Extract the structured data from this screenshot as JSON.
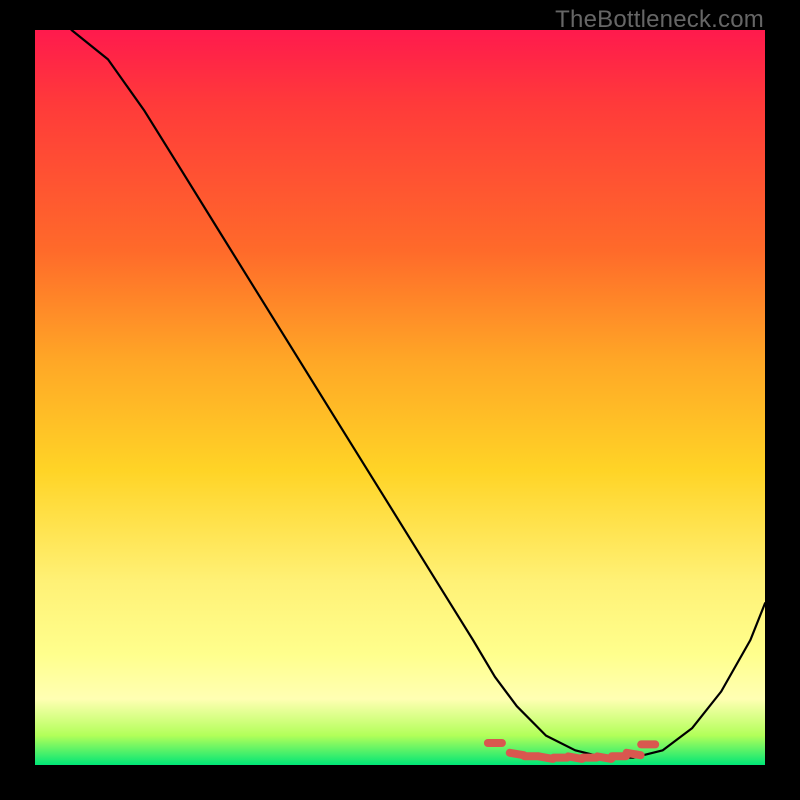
{
  "attribution": "TheBottleneck.com",
  "chart_data": {
    "type": "line",
    "title": "",
    "xlabel": "",
    "ylabel": "",
    "xlim": [
      0,
      100
    ],
    "ylim": [
      0,
      100
    ],
    "series": [
      {
        "name": "curve",
        "x": [
          5,
          10,
          15,
          20,
          25,
          30,
          35,
          40,
          45,
          50,
          55,
          60,
          63,
          66,
          70,
          74,
          78,
          82,
          86,
          90,
          94,
          98,
          100
        ],
        "values": [
          100,
          96,
          89,
          81,
          73,
          65,
          57,
          49,
          41,
          33,
          25,
          17,
          12,
          8,
          4,
          2,
          1,
          1,
          2,
          5,
          10,
          17,
          22
        ]
      }
    ],
    "markers": {
      "name": "dotted-bottom",
      "color": "#d9574f",
      "x": [
        63,
        66,
        68,
        70,
        72,
        74,
        76,
        78,
        80,
        82,
        84
      ],
      "values": [
        3,
        1.5,
        1.2,
        1,
        1,
        1,
        1,
        1,
        1.2,
        1.5,
        2.8
      ]
    }
  },
  "colors": {
    "curve": "#000000",
    "markers": "#d9574f",
    "background_top": "#ff1a4d",
    "background_bottom": "#00e676",
    "frame": "#000000",
    "attribution_text": "#666666"
  }
}
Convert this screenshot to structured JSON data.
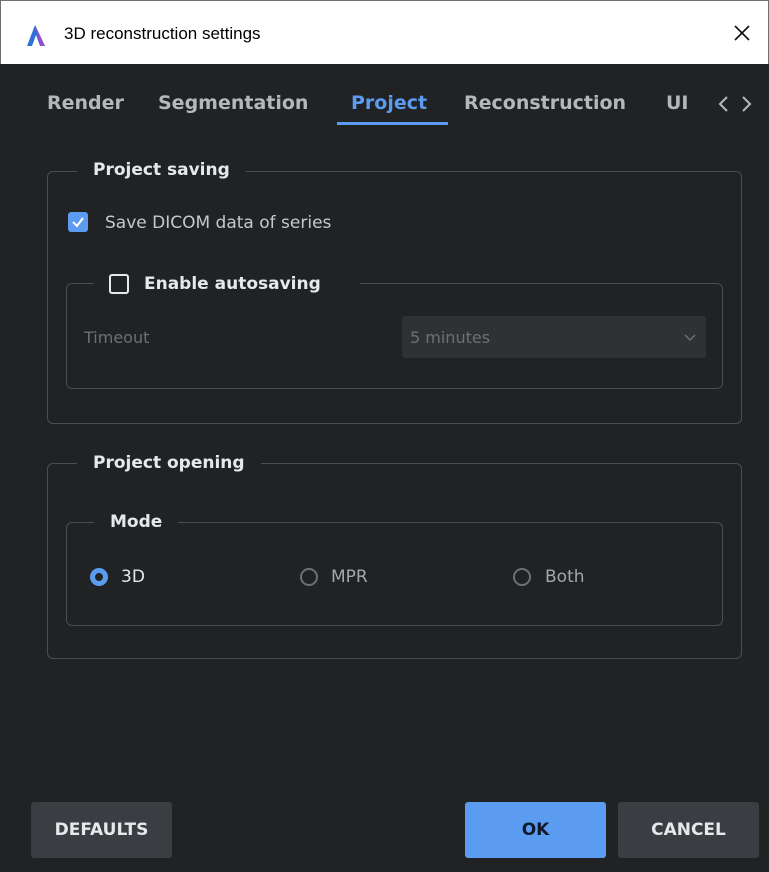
{
  "window": {
    "title": "3D reconstruction settings"
  },
  "tabs": [
    {
      "label": "Render",
      "active": false
    },
    {
      "label": "Segmentation",
      "active": false
    },
    {
      "label": "Project",
      "active": true
    },
    {
      "label": "Reconstruction",
      "active": false
    },
    {
      "label": "UI",
      "active": false
    }
  ],
  "project_saving": {
    "title": "Project saving",
    "save_dicom": {
      "label": "Save DICOM data of series",
      "checked": true
    },
    "autosaving": {
      "label": "Enable autosaving",
      "checked": false,
      "timeout_label": "Timeout",
      "timeout_value": "5 minutes"
    }
  },
  "project_opening": {
    "title": "Project opening",
    "mode": {
      "title": "Mode",
      "options": [
        {
          "label": "3D",
          "selected": true
        },
        {
          "label": "MPR",
          "selected": false
        },
        {
          "label": "Both",
          "selected": false
        }
      ]
    }
  },
  "buttons": {
    "defaults": "DEFAULTS",
    "ok": "OK",
    "cancel": "CANCEL"
  },
  "colors": {
    "accent": "#5b9cf0",
    "background": "#202224",
    "border": "#4a4d52",
    "disabled_text": "#6c7075"
  },
  "icons": {
    "app": "app-logo-icon",
    "close": "close-icon",
    "tab_prev": "chevron-left-icon",
    "tab_next": "chevron-right-icon",
    "check": "checkmark-icon",
    "dropdown": "chevron-down-icon"
  }
}
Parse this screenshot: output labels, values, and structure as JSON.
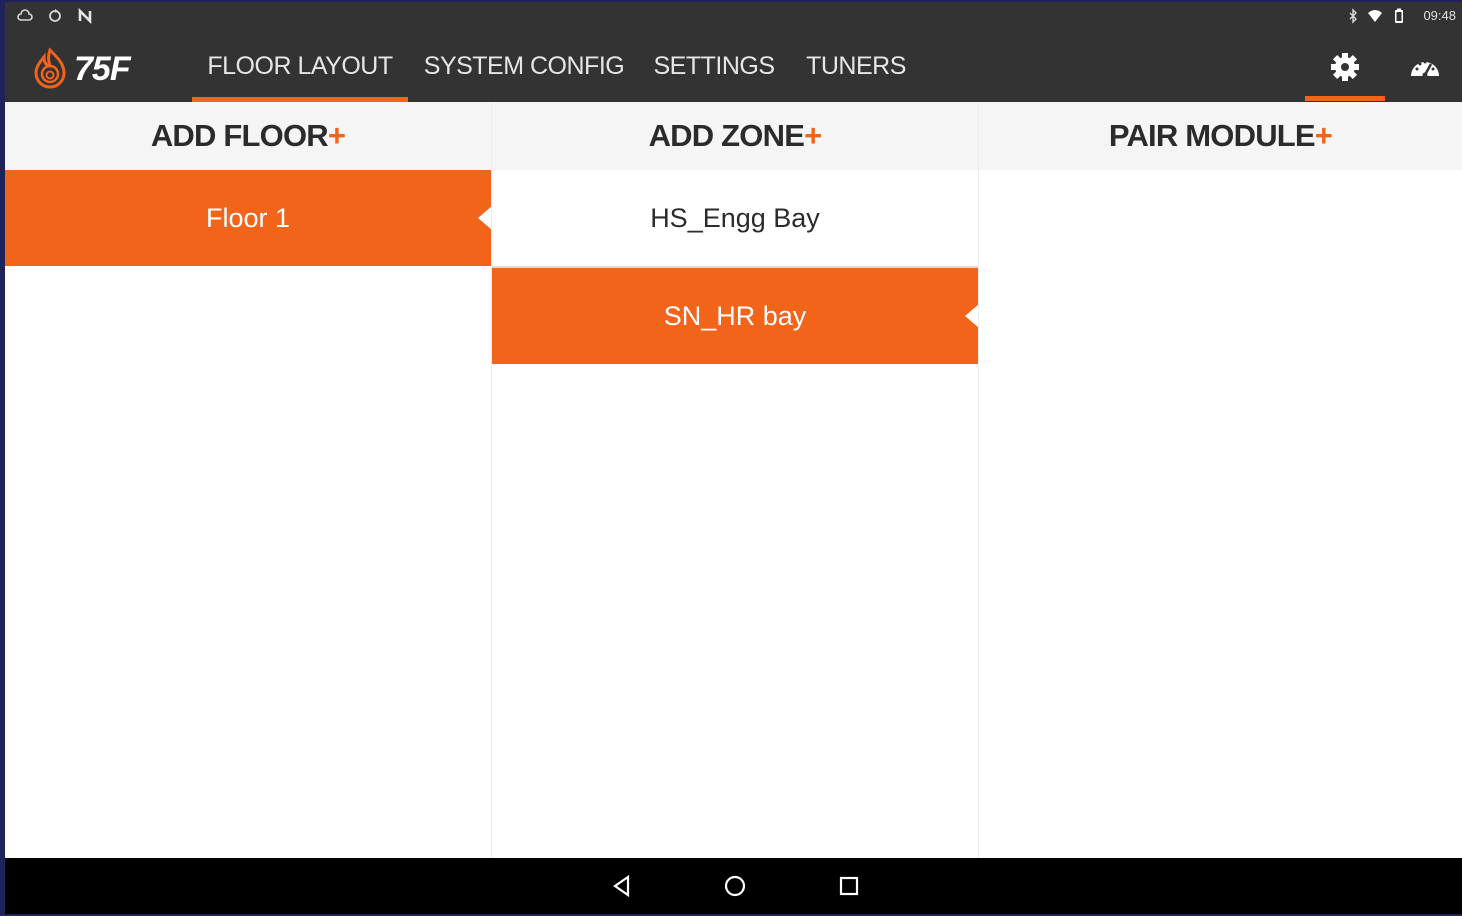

*What needs to be done:* Using the data above, write out every line exactly, leaving the images behind.

*Result:*
Extract the structured data from this screenshot as JSON.
{
  "attribution": "TheBottleneck.com",
  "chart_data": {
    "type": "line",
    "title": "",
    "xlabel": "",
    "ylabel": "",
    "xlim": [
      0,
      100
    ],
    "ylim": [
      0,
      100
    ],
    "series": [
      {
        "name": "curve",
        "x": [
          5,
          10,
          15,
          20,
          25,
          30,
          35,
          40,
          45,
          50,
          55,
          60,
          63,
          66,
          70,
          74,
          78,
          82,
          86,
          90,
          94,
          98,
          100
        ],
        "values": [
          100,
          96,
          89,
          81,
          73,
          65,
          57,
          49,
          41,
          33,
          25,
          17,
          12,
          8,
          4,
          2,
          1,
          1,
          2,
          5,
          10,
          17,
          22
        ]
      }
    ],
    "markers": {
      "name": "dotted-bottom",
      "color": "#d9574f",
      "x": [
        63,
        66,
        68,
        70,
        72,
        74,
        76,
        78,
        80,
        82,
        84
      ],
      "values": [
        3,
        1.5,
        1.2,
        1,
        1,
        1,
        1,
        1,
        1.2,
        1.5,
        2.8
      ]
    }
  },
  "colors": {
    "curve": "#000000",
    "markers": "#d9574f",
    "background_top": "#ff1a4d",
    "background_bottom": "#00e676",
    "frame": "#000000",
    "attribution_text": "#666666"
  }
}
Convert this screenshot to structured JSON data.
{
  "window": {
    "title": "3D reconstruction settings"
  },
  "tabs": [
    {
      "label": "Render",
      "active": false
    },
    {
      "label": "Segmentation",
      "active": false
    },
    {
      "label": "Project",
      "active": true
    },
    {
      "label": "Reconstruction",
      "active": false
    },
    {
      "label": "UI",
      "active": false
    }
  ],
  "project_saving": {
    "title": "Project saving",
    "save_dicom": {
      "label": "Save DICOM data of series",
      "checked": true
    },
    "autosaving": {
      "label": "Enable autosaving",
      "checked": false,
      "timeout_label": "Timeout",
      "timeout_value": "5 minutes"
    }
  },
  "project_opening": {
    "title": "Project opening",
    "mode": {
      "title": "Mode",
      "options": [
        {
          "label": "3D",
          "selected": true
        },
        {
          "label": "MPR",
          "selected": false
        },
        {
          "label": "Both",
          "selected": false
        }
      ]
    }
  },
  "buttons": {
    "defaults": "DEFAULTS",
    "ok": "OK",
    "cancel": "CANCEL"
  },
  "colors": {
    "accent": "#5b9cf0",
    "background": "#202224",
    "border": "#4a4d52",
    "disabled_text": "#6c7075"
  },
  "icons": {
    "app": "app-logo-icon",
    "close": "close-icon",
    "tab_prev": "chevron-left-icon",
    "tab_next": "chevron-right-icon",
    "check": "checkmark-icon",
    "dropdown": "chevron-down-icon"
  }
}
Parse this screenshot: output labels, values, and structure as JSON.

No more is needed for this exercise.